THE PROBLEM
Make an exact copy of the records, dropping all pictures.

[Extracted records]
— Start —
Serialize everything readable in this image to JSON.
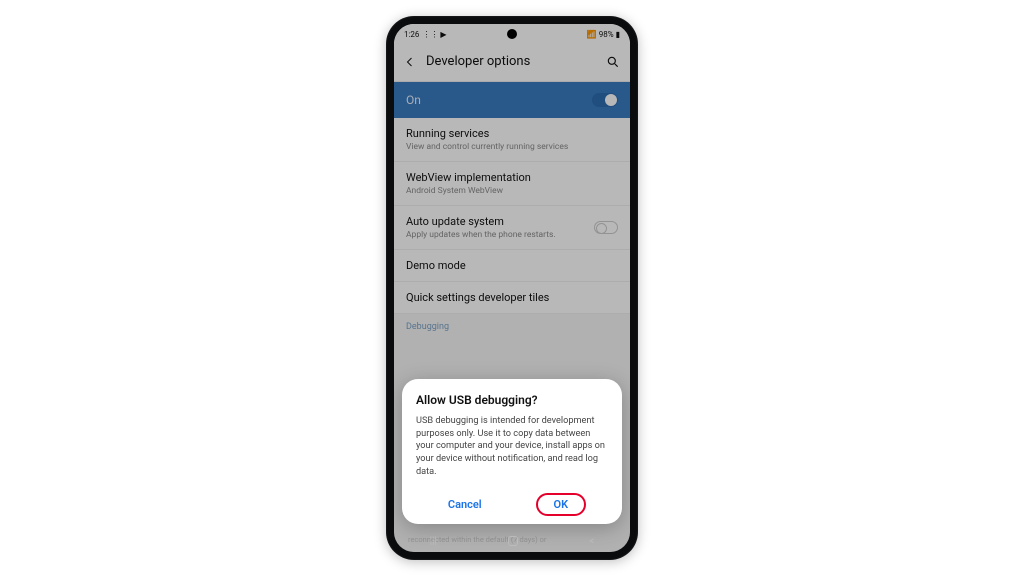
{
  "status": {
    "time": "1:26",
    "battery": "98%"
  },
  "appbar": {
    "title": "Developer options"
  },
  "master_toggle": {
    "label": "On"
  },
  "items": [
    {
      "title": "Running services",
      "subtitle": "View and control currently running services"
    },
    {
      "title": "WebView implementation",
      "subtitle": "Android System WebView"
    },
    {
      "title": "Auto update system",
      "subtitle": "Apply updates when the phone restarts."
    },
    {
      "title": "Demo mode",
      "subtitle": ""
    },
    {
      "title": "Quick settings developer tiles",
      "subtitle": ""
    }
  ],
  "section": {
    "label": "Debugging"
  },
  "peek_text": "reconnected within the default (7 days) or",
  "dialog": {
    "title": "Allow USB debugging?",
    "body": "USB debugging is intended for development purposes only. Use it to copy data between your computer and your device, install apps on your device without notification, and read log data.",
    "cancel": "Cancel",
    "ok": "OK"
  }
}
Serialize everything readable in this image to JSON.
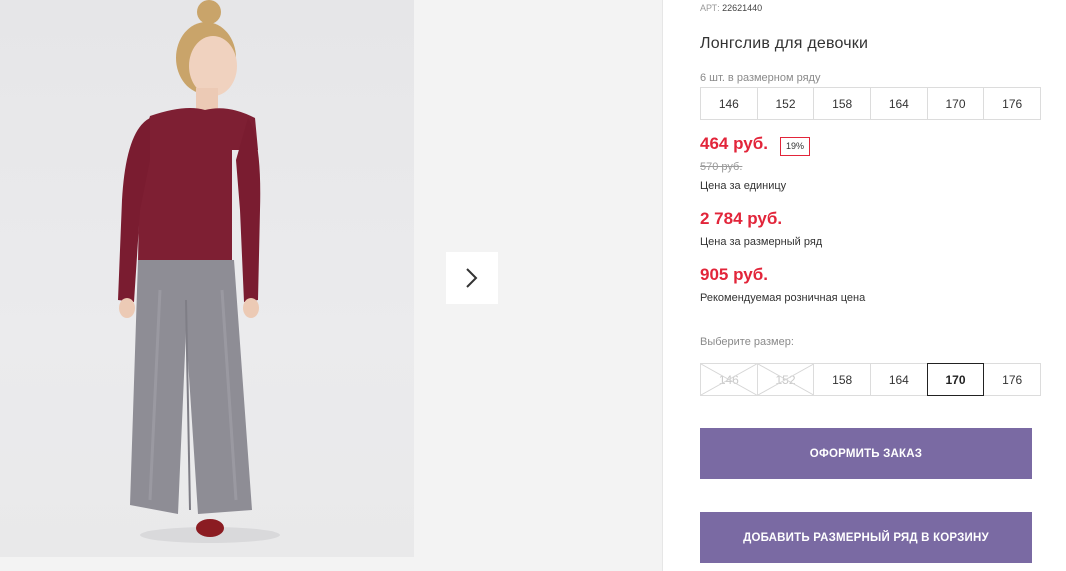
{
  "product": {
    "sku_label": "АРТ:",
    "sku_value": "22621440",
    "title": "Лонгслив для девочки"
  },
  "size_row": {
    "caption": "6 шт. в размерном ряду",
    "sizes": [
      "146",
      "152",
      "158",
      "164",
      "170",
      "176"
    ]
  },
  "prices": {
    "unit_price": "464 руб.",
    "discount": "19%",
    "old_price": "570 руб.",
    "unit_label": "Цена за единицу",
    "row_price": "2 784 руб.",
    "row_label": "Цена за размерный ряд",
    "retail_price": "905 руб.",
    "retail_label": "Рекомендуемая розничная цена"
  },
  "size_picker": {
    "caption": "Выберите размер:",
    "sizes": [
      "146",
      "152",
      "158",
      "164",
      "170",
      "176"
    ],
    "disabled": [
      "146",
      "152"
    ],
    "selected": "170"
  },
  "actions": {
    "order_label": "ОФОРМИТЬ ЗАКАЗ",
    "add_row_label": "ДОБАВИТЬ РАЗМЕРНЫЙ РЯД В КОРЗИНУ"
  },
  "icons": {
    "next": "chevron-right-icon"
  },
  "colors": {
    "price_red": "#e2253a",
    "button_purple": "#7a6aa3"
  }
}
— End —
SOLUTION TO THE PROBLEM
Serialize everything readable in this image to JSON.
{
  "status": {
    "time": "1:26",
    "battery": "98%"
  },
  "appbar": {
    "title": "Developer options"
  },
  "master_toggle": {
    "label": "On"
  },
  "items": [
    {
      "title": "Running services",
      "subtitle": "View and control currently running services"
    },
    {
      "title": "WebView implementation",
      "subtitle": "Android System WebView"
    },
    {
      "title": "Auto update system",
      "subtitle": "Apply updates when the phone restarts."
    },
    {
      "title": "Demo mode",
      "subtitle": ""
    },
    {
      "title": "Quick settings developer tiles",
      "subtitle": ""
    }
  ],
  "section": {
    "label": "Debugging"
  },
  "peek_text": "reconnected within the default (7 days) or",
  "dialog": {
    "title": "Allow USB debugging?",
    "body": "USB debugging is intended for development purposes only. Use it to copy data between your computer and your device, install apps on your device without notification, and read log data.",
    "cancel": "Cancel",
    "ok": "OK"
  }
}
Serialize everything readable in this image to JSON.
{
  "product": {
    "sku_label": "АРТ:",
    "sku_value": "22621440",
    "title": "Лонгслив для девочки"
  },
  "size_row": {
    "caption": "6 шт. в размерном ряду",
    "sizes": [
      "146",
      "152",
      "158",
      "164",
      "170",
      "176"
    ]
  },
  "prices": {
    "unit_price": "464 руб.",
    "discount": "19%",
    "old_price": "570 руб.",
    "unit_label": "Цена за единицу",
    "row_price": "2 784 руб.",
    "row_label": "Цена за размерный ряд",
    "retail_price": "905 руб.",
    "retail_label": "Рекомендуемая розничная цена"
  },
  "size_picker": {
    "caption": "Выберите размер:",
    "sizes": [
      "146",
      "152",
      "158",
      "164",
      "170",
      "176"
    ],
    "disabled": [
      "146",
      "152"
    ],
    "selected": "170"
  },
  "actions": {
    "order_label": "ОФОРМИТЬ ЗАКАЗ",
    "add_row_label": "ДОБАВИТЬ РАЗМЕРНЫЙ РЯД В КОРЗИНУ"
  },
  "icons": {
    "next": "chevron-right-icon"
  },
  "colors": {
    "price_red": "#e2253a",
    "button_purple": "#7a6aa3"
  }
}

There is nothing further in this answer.